» PROBLEM TO SOLVE
Take each line that has the word "Corinthians" and return it.

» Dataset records
** start **

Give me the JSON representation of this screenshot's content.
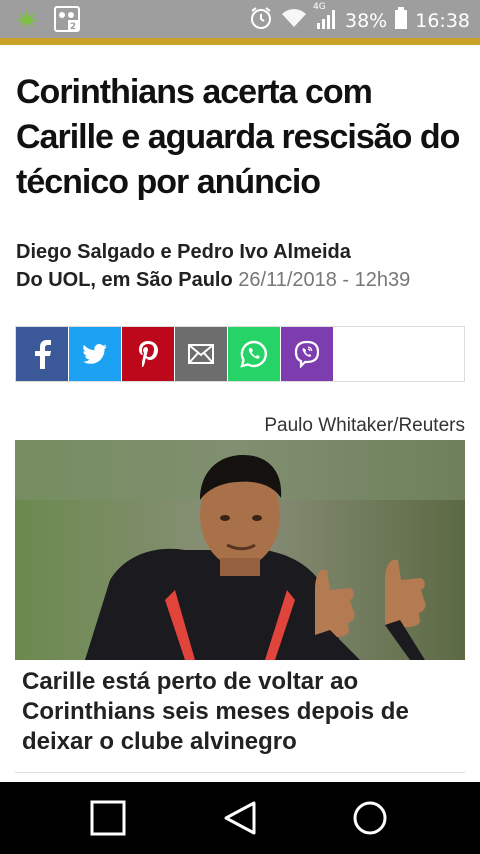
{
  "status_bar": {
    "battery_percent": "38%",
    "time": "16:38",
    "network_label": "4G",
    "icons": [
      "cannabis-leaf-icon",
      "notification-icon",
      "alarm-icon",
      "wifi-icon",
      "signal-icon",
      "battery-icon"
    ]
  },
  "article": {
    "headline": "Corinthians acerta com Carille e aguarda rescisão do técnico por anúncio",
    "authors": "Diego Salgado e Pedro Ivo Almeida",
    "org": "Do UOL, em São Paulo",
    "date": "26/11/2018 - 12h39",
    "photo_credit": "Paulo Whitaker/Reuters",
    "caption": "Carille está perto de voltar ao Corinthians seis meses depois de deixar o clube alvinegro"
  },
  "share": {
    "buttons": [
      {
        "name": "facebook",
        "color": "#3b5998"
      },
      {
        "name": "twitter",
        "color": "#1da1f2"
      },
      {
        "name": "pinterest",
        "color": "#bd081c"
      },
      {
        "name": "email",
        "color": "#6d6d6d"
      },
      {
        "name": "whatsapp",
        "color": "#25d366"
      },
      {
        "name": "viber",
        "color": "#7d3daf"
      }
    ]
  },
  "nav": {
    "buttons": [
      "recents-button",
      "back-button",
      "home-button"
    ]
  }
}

** end **

» REPLY
    "headline": "Corinthians acerta com Carille e aguarda rescisão do técnico por anúncio",
    "caption": "Carille está perto de voltar ao Corinthians seis meses depois de deixar o clube alvinegro"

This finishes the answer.